Provided material:
----

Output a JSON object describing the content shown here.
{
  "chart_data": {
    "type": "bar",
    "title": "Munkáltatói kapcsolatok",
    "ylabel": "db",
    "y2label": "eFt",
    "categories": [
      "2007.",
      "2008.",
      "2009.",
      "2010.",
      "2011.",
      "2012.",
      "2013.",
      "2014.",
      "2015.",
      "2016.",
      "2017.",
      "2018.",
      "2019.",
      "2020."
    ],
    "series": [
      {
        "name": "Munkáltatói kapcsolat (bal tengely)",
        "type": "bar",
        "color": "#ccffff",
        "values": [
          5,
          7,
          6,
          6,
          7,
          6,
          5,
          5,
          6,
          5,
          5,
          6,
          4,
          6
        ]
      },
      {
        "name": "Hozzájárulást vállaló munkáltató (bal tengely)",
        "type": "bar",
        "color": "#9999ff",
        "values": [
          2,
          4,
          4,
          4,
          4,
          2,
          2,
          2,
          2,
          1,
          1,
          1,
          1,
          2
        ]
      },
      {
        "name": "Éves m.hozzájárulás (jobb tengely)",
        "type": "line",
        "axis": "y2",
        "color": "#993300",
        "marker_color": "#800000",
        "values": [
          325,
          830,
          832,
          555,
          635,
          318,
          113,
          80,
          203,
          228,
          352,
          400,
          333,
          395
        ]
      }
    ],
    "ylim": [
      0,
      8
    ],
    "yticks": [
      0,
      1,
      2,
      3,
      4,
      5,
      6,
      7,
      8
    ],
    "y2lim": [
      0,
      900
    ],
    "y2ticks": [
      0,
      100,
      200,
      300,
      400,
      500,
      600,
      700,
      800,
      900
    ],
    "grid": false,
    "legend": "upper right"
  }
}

----

Quote the whole listing above, leaving nothing out.

Written response:
Output a JSON object describing the content shown here.
{
  "chart_data": {
    "type": "bar",
    "title": "Munkáltatói kapcsolatok",
    "ylabel": "db",
    "y2label": "eFt",
    "categories": [
      "2007.",
      "2008.",
      "2009.",
      "2010.",
      "2011.",
      "2012.",
      "2013.",
      "2014.",
      "2015.",
      "2016.",
      "2017.",
      "2018.",
      "2019.",
      "2020."
    ],
    "series": [
      {
        "name": "Munkáltatói kapcsolat (bal tengely)",
        "type": "bar",
        "color": "#ccffff",
        "values": [
          5,
          7,
          6,
          6,
          7,
          6,
          5,
          5,
          6,
          5,
          5,
          6,
          4,
          6
        ]
      },
      {
        "name": "Hozzájárulást vállaló munkáltató (bal tengely)",
        "type": "bar",
        "color": "#9999ff",
        "values": [
          2,
          4,
          4,
          4,
          4,
          2,
          2,
          2,
          2,
          1,
          1,
          1,
          1,
          2
        ]
      },
      {
        "name": "Éves m.hozzájárulás (jobb tengely)",
        "type": "line",
        "axis": "y2",
        "color": "#993300",
        "marker_color": "#800000",
        "values": [
          325,
          830,
          832,
          555,
          635,
          318,
          113,
          80,
          203,
          228,
          352,
          400,
          333,
          395
        ]
      }
    ],
    "ylim": [
      0,
      8
    ],
    "yticks": [
      0,
      1,
      2,
      3,
      4,
      5,
      6,
      7,
      8
    ],
    "y2lim": [
      0,
      900
    ],
    "y2ticks": [
      0,
      100,
      200,
      300,
      400,
      500,
      600,
      700,
      800,
      900
    ],
    "grid": false,
    "legend": "upper right"
  }
}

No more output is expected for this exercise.